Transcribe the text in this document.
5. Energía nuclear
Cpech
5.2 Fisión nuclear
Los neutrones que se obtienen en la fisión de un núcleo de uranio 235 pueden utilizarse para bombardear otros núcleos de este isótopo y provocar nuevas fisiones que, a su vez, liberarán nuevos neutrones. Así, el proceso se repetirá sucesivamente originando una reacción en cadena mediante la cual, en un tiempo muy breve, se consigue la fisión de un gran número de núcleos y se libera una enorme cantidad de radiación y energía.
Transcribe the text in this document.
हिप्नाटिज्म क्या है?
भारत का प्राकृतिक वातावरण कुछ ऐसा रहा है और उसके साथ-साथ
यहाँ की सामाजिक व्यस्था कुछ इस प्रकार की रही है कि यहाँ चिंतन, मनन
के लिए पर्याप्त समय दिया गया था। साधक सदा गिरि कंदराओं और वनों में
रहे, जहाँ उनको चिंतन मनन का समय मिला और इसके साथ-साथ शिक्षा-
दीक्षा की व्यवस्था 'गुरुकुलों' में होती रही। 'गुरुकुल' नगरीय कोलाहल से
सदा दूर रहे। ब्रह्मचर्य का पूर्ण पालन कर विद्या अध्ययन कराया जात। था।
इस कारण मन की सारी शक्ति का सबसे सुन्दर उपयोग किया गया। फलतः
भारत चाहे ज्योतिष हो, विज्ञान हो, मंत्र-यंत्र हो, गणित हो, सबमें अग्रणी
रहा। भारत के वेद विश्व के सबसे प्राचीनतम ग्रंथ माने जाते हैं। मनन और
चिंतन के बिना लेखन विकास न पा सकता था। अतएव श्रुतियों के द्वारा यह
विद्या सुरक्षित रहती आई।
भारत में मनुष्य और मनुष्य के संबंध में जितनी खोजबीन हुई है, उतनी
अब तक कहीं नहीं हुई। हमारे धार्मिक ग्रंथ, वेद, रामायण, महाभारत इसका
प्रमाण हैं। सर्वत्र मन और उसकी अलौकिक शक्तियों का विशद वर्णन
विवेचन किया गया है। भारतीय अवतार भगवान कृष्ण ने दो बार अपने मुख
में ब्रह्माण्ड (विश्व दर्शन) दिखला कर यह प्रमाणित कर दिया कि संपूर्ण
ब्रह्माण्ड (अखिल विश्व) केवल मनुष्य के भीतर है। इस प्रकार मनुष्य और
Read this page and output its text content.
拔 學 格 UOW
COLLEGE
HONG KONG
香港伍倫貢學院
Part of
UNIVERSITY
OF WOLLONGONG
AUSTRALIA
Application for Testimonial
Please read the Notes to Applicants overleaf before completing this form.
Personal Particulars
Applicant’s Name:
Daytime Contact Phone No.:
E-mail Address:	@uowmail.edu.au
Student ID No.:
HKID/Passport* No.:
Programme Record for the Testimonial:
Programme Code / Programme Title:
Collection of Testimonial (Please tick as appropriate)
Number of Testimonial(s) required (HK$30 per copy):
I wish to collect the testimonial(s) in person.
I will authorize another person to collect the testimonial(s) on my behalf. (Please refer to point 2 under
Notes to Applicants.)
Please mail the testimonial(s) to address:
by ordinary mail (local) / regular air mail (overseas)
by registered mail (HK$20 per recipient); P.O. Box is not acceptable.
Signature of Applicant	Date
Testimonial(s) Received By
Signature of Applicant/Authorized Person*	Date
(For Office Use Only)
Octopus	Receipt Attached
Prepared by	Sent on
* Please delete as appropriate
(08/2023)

_WORK INSTRUCTIONS_
Reproduce the full set of records precisely.

_WRITTEN REPLY_
Transcribe the text in this document.
5. Energía nuclear
Cpech
5.2 Fisión nuclear
Los neutrones que se obtienen en la fisión de un núcleo de uranio 235 pueden utilizarse para bombardear otros núcleos de este isótopo y provocar nuevas fisiones que, a su vez, liberarán nuevos neutrones. Así, el proceso se repetirá sucesivamente originando una reacción en cadena mediante la cual, en un tiempo muy breve, se consigue la fisión de un gran número de núcleos y se libera una enorme cantidad de radiación y energía.
Transcribe the text in this document.
हिप्नाटिज्म क्या है?
भारत का प्राकृतिक वातावरण कुछ ऐसा रहा है और उसके साथ-साथ
यहाँ की सामाजिक व्यस्था कुछ इस प्रकार की रही है कि यहाँ चिंतन, मनन
के लिए पर्याप्त समय दिया गया था। साधक सदा गिरि कंदराओं और वनों में
रहे, जहाँ उनको चिंतन मनन का समय मिला और इसके साथ-साथ शिक्षा-
दीक्षा की व्यवस्था 'गुरुकुलों' में होती रही। 'गुरुकुल' नगरीय कोलाहल से
सदा दूर रहे। ब्रह्मचर्य का पूर्ण पालन कर विद्या अध्ययन कराया जात। था।
इस कारण मन की सारी शक्ति का सबसे सुन्दर उपयोग किया गया। फलतः
भारत चाहे ज्योतिष हो, विज्ञान हो, मंत्र-यंत्र हो, गणित हो, सबमें अग्रणी
रहा। भारत के वेद विश्व के सबसे प्राचीनतम ग्रंथ माने जाते हैं। मनन और
चिंतन के बिना लेखन विकास न पा सकता था। अतएव श्रुतियों के द्वारा यह
विद्या सुरक्षित रहती आई।
भारत में मनुष्य और मनुष्य के संबंध में जितनी खोजबीन हुई है, उतनी
अब तक कहीं नहीं हुई। हमारे धार्मिक ग्रंथ, वेद, रामायण, महाभारत इसका
प्रमाण हैं। सर्वत्र मन और उसकी अलौकिक शक्तियों का विशद वर्णन
विवेचन किया गया है। भारतीय अवतार भगवान कृष्ण ने दो बार अपने मुख
में ब्रह्माण्ड (विश्व दर्शन) दिखला कर यह प्रमाणित कर दिया कि संपूर्ण
ब्रह्माण्ड (अखिल विश्व) केवल मनुष्य के भीतर है। इस प्रकार मनुष्य और
Read this page and output its text content.
拔 學 格 UOW
COLLEGE
HONG KONG
香港伍倫貢學院
Part of
UNIVERSITY
OF WOLLONGONG
AUSTRALIA
Application for Testimonial
Please read the Notes to Applicants overleaf before completing this form.
Personal Particulars
Applicant’s Name:
Daytime Contact Phone No.:
E-mail Address:	@uowmail.edu.au
Student ID No.:
HKID/Passport* No.:
Programme Record for the Testimonial:
Programme Code / Programme Title:
Collection of Testimonial (Please tick as appropriate)
Number of Testimonial(s) required (HK$30 per copy):
I wish to collect the testimonial(s) in person.
I will authorize another person to collect the testimonial(s) on my behalf. (Please refer to point 2 under
Notes to Applicants.)
Please mail the testimonial(s) to address:
by ordinary mail (local) / regular air mail (overseas)
by registered mail (HK$20 per recipient); P.O. Box is not acceptable.
Signature of Applicant	Date
Testimonial(s) Received By
Signature of Applicant/Authorized Person*	Date
(For Office Use Only)
Octopus	Receipt Attached
Prepared by	Sent on
* Please delete as appropriate
(08/2023)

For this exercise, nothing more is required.